▶ _INSTRUCTIONS FOR THE TASK_: Extract every line that contains the string "Output".

..........

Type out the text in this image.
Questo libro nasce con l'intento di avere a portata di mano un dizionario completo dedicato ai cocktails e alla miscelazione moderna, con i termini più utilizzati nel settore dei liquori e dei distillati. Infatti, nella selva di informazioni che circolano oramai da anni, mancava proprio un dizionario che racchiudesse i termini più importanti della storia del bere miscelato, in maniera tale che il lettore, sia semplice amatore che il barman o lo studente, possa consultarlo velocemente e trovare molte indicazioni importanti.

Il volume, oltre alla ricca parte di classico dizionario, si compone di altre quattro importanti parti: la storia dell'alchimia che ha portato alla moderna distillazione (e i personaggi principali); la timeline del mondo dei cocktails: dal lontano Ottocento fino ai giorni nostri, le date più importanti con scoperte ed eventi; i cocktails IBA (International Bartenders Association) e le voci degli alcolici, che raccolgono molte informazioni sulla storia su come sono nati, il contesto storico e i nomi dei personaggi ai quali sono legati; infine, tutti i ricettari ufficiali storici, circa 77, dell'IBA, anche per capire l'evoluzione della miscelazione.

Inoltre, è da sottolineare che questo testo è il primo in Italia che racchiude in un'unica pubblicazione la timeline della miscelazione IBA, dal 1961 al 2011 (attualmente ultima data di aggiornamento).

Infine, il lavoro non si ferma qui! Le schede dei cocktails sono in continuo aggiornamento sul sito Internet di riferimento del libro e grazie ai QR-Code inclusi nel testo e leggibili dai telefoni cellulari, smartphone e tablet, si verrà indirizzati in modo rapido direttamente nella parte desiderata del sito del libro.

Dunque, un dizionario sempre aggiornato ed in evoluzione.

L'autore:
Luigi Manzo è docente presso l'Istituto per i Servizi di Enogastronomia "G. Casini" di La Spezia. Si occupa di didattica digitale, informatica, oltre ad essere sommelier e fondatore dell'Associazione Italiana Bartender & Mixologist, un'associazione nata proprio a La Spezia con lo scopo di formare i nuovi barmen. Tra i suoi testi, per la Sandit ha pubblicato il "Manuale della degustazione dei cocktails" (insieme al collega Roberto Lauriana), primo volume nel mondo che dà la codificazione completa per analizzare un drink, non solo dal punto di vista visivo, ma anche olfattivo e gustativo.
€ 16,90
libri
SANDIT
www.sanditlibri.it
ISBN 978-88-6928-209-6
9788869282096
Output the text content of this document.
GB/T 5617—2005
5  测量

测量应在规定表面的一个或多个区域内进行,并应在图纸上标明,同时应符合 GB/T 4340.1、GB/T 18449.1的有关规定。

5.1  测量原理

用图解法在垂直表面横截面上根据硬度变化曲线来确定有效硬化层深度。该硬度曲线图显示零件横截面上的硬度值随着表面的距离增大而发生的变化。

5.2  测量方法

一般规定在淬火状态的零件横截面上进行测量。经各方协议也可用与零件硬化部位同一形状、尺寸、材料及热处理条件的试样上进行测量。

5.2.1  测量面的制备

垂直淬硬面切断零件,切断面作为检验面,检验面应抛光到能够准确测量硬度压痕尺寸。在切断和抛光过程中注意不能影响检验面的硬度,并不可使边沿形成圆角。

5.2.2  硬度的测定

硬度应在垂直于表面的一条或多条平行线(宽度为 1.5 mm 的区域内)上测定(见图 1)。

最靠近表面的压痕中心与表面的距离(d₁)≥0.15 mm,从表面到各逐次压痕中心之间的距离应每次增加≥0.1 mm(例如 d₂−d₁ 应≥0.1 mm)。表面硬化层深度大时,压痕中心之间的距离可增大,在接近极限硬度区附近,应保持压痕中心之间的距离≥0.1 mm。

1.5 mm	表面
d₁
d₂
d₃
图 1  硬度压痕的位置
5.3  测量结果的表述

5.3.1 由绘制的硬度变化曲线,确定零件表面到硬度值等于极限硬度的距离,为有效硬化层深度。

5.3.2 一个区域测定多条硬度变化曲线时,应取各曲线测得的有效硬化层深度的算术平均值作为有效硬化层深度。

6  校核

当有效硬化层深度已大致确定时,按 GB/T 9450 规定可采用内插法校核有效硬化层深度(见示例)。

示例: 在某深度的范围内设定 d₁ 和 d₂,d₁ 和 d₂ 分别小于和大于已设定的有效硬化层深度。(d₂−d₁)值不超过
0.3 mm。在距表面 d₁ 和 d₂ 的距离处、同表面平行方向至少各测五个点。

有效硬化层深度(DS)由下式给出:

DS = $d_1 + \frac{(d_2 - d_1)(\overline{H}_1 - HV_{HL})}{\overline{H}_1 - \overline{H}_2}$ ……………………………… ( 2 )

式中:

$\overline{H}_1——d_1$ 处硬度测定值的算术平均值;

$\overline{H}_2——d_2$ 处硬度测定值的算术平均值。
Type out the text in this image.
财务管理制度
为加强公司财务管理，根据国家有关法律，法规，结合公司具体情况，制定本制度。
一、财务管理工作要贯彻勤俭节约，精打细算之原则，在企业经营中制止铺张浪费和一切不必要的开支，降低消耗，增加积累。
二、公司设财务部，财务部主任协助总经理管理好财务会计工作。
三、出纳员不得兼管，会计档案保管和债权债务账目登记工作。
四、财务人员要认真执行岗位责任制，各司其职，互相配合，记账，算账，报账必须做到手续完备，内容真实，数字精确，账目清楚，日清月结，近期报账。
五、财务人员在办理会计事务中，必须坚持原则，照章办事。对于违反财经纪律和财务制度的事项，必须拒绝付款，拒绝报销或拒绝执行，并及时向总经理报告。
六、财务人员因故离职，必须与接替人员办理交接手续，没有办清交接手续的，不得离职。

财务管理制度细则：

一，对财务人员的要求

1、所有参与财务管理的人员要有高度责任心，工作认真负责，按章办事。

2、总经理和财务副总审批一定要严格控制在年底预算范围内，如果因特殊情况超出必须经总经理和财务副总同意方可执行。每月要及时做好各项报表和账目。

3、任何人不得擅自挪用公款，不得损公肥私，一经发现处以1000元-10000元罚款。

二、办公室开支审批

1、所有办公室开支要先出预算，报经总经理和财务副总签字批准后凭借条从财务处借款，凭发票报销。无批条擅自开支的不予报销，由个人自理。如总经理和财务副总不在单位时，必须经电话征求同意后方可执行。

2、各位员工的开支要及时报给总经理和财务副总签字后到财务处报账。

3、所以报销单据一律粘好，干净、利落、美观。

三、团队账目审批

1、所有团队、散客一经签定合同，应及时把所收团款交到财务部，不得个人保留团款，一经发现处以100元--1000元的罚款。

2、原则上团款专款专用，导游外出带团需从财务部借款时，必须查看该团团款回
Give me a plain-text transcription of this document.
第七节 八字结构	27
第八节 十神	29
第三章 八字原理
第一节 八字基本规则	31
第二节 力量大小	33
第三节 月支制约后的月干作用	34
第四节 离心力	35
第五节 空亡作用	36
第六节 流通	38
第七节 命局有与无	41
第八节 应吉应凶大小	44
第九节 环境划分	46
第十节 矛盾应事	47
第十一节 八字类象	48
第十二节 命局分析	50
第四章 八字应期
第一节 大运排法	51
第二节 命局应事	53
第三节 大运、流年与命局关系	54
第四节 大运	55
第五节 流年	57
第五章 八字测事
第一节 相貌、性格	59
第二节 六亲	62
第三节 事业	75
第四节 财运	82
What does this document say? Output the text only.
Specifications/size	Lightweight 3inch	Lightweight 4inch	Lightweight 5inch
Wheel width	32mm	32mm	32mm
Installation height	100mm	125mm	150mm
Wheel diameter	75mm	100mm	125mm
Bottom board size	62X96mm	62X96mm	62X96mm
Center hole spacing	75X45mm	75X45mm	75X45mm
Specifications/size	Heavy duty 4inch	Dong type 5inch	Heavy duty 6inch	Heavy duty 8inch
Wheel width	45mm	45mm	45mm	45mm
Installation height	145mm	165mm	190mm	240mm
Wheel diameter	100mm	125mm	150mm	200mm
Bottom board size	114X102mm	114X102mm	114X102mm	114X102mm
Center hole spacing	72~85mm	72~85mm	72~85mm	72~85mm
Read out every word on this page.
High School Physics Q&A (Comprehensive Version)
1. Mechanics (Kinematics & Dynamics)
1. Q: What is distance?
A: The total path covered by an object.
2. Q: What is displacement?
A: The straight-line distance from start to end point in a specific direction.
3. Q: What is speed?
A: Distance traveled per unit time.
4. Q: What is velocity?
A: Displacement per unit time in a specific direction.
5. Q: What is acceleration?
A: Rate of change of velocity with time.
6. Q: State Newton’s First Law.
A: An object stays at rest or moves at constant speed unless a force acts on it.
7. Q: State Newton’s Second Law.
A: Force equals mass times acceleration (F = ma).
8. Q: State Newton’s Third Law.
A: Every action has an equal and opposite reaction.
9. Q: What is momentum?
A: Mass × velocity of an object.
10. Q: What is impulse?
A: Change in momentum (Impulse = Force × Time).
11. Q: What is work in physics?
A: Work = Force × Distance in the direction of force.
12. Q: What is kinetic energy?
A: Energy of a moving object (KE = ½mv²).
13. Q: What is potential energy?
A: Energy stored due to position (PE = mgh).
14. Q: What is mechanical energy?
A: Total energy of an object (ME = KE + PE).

..........

▶ _SOLUTION FOR THIS PROBLEM_:
Output the text content of this document.
What does this document say? Output the text only.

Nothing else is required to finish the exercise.